**TRECHO DO TEXTO**
- - - -
Pode acontecer, todavia, que o segurado complete a idade mínima mas não tenha o tempo de atividade rural exigido pela lei, observada a tabela do artigo 142 da Lei n.º 8.213/91. Neste caso, a verificação do tempo de atividade rural necessário ao deferimento do benefício não poderá mais ser feita com base no ano em que implementada a idade mínima, devendo ser verificado o implemento do requisito "tempo equivalente à carência" progressivamente, nos anos subseqüentes ao implemento do requisito etário, de acordo com a tabela do mencionado artigo 142 da Lei de Benefícios. Assim, se ao completar a idade no ano de 2006 o segurado precisava de 150 meses de tempo/carência e, nessa data, ainda lhe faltavam 12 meses, deve-se posicioná-lo na tabela a partir do ano em que completaria os 150 meses, ou seja, 2007. Neste ano, a carência será de 156 meses (6 meses além do período inicial), de forma que o segurado poderá implementar os requisitos em 2008.
Deve ser observado que nos casos em que o requerimento administrativo e o implemento da idade mínima tenham ocorrido antes de 31-08-1994, data da publicação da Medida Provisória n.º 598, que alterou o art. 143 da Lei de Benefícios, (posteriormente convertida na Lei n.º 9.063/95), o segurado deve comprovar o exercício de atividade rural, anterior ao requerimento, por um período de 5 anos (60 meses), não se aplicando a tabela do art. 142 da Lei n.º 8.213/91.
- - - -
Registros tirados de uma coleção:
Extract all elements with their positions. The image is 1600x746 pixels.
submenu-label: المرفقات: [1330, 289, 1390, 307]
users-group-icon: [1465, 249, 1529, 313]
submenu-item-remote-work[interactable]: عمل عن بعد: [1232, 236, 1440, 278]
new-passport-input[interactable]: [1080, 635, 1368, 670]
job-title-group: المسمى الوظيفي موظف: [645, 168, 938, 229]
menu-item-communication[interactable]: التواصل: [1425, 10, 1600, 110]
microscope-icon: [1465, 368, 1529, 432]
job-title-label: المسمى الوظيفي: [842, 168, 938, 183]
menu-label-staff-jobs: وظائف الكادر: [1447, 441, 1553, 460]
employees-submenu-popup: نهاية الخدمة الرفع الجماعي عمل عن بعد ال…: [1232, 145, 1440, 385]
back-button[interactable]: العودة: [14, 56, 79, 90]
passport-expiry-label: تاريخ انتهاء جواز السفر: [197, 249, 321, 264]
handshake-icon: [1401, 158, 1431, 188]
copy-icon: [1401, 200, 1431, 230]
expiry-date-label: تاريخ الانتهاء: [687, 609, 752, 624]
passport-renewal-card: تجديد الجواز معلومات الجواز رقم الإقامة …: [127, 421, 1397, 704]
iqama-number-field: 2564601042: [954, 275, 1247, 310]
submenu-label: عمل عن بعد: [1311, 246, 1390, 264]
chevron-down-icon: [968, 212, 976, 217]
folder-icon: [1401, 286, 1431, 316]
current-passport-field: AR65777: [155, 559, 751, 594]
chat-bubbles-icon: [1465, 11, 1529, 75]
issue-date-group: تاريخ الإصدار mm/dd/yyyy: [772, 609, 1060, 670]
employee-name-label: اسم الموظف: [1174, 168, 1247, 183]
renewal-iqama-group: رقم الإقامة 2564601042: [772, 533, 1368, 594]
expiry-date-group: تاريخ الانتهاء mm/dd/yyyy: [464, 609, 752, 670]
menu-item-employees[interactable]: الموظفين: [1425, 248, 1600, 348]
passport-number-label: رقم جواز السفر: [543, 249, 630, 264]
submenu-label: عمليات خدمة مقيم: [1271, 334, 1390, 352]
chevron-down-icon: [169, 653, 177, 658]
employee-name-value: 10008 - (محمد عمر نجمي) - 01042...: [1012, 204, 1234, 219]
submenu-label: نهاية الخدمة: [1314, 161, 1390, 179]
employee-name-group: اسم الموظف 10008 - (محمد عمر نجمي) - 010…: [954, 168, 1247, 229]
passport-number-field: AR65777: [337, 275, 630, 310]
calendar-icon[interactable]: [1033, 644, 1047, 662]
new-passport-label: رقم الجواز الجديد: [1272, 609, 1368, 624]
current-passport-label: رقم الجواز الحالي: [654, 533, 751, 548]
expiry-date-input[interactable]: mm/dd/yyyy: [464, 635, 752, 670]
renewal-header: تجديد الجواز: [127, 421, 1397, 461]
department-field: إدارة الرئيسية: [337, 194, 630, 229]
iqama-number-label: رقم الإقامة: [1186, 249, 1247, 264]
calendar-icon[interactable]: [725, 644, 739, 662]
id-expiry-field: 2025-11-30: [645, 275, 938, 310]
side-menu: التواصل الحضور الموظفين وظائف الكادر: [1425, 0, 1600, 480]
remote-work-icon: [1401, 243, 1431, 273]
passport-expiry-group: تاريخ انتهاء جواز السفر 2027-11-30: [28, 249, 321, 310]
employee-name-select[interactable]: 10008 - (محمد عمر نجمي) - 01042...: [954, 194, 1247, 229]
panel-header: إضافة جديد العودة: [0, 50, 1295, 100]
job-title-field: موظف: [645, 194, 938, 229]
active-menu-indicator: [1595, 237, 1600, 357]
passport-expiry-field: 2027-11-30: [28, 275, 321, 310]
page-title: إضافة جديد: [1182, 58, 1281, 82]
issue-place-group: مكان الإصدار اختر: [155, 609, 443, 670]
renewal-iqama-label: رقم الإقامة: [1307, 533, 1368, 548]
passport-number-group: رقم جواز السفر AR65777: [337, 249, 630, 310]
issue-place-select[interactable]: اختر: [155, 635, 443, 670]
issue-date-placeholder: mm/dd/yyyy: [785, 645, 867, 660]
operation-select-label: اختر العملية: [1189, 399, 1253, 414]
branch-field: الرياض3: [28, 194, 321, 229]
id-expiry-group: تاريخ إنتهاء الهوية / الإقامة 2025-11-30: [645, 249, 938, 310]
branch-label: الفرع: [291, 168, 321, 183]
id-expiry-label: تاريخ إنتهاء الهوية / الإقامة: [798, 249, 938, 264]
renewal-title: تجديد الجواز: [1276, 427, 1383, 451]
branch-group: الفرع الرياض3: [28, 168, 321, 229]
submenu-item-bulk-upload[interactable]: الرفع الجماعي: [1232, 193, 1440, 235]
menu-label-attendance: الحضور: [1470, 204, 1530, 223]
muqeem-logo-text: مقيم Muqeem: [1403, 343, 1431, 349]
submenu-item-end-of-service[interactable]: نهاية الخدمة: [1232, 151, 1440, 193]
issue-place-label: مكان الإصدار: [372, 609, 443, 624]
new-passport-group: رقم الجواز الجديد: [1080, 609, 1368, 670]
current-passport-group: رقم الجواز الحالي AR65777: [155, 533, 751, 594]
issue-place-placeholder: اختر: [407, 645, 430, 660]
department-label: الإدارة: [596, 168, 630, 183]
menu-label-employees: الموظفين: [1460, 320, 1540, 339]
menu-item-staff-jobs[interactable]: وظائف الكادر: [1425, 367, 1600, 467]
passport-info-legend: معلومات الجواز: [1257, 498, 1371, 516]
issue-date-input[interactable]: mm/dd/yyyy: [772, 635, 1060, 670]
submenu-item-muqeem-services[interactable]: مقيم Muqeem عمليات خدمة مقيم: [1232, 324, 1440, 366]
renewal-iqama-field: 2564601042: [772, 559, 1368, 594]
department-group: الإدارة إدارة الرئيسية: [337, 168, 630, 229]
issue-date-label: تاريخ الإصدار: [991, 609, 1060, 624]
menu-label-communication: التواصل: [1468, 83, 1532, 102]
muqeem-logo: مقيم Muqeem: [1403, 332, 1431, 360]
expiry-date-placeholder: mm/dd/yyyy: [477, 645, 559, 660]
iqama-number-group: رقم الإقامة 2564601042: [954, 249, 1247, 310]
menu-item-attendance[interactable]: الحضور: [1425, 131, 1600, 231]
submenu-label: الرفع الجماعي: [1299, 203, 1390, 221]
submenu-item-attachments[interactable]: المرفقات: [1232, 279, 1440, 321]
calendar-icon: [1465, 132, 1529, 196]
- - - -
**INSTRUÇÕES DA TAREFA**
Repita na íntegra, sem mudar nada, o trecho sobre o tempo de atividade rural.

**RESPOSTA DA TAREFA**
Pode acontecer, todavia, que o segurado complete a idade mínima mas não tenha o tempo de atividade rural exigido pela lei, observada a tabela do artigo 142 da Lei n.º 8.213/91. Neste caso, a verificação do tempo de atividade rural necessário ao deferimento do benefício não poderá mais ser feita com base no ano em que implementada a idade mínima, devendo ser verificado o implemento do requisito "tempo equivalente à carência" progressivamente, nos anos subseqüentes ao implemento do requisito etário, de acordo com a tabela do mencionado artigo 142 da Lei de Benefícios. Assim, se ao completar a idade no ano de 2006 o segurado precisava de 150 meses de tempo/carência e, nessa data, ainda lhe faltavam 12 meses, deve-se posicioná-lo na tabela a partir do ano em que completaria os 150 meses, ou seja, 2007. Neste ano, a carência será de 156 meses (6 meses além do período inicial), de forma que o segurado poderá implementar os requisitos em 2008.
Deve ser observado que nos casos em que o requerimento administrativo e o implemento da idade mínima tenham ocorrido antes de 31-08-1994, data da publicação da Medida Provisória n.º 598, que alterou o art. 143 da Lei de Benefícios, (posteriormente convertida na Lei n.º 9.063/95), o segurado deve comprovar o exercício de atividade rural, anterior ao requerimento, por um período de 5 anos (60 meses), não se aplicando a tabela do art. 142 da Lei n.º 8.213/91.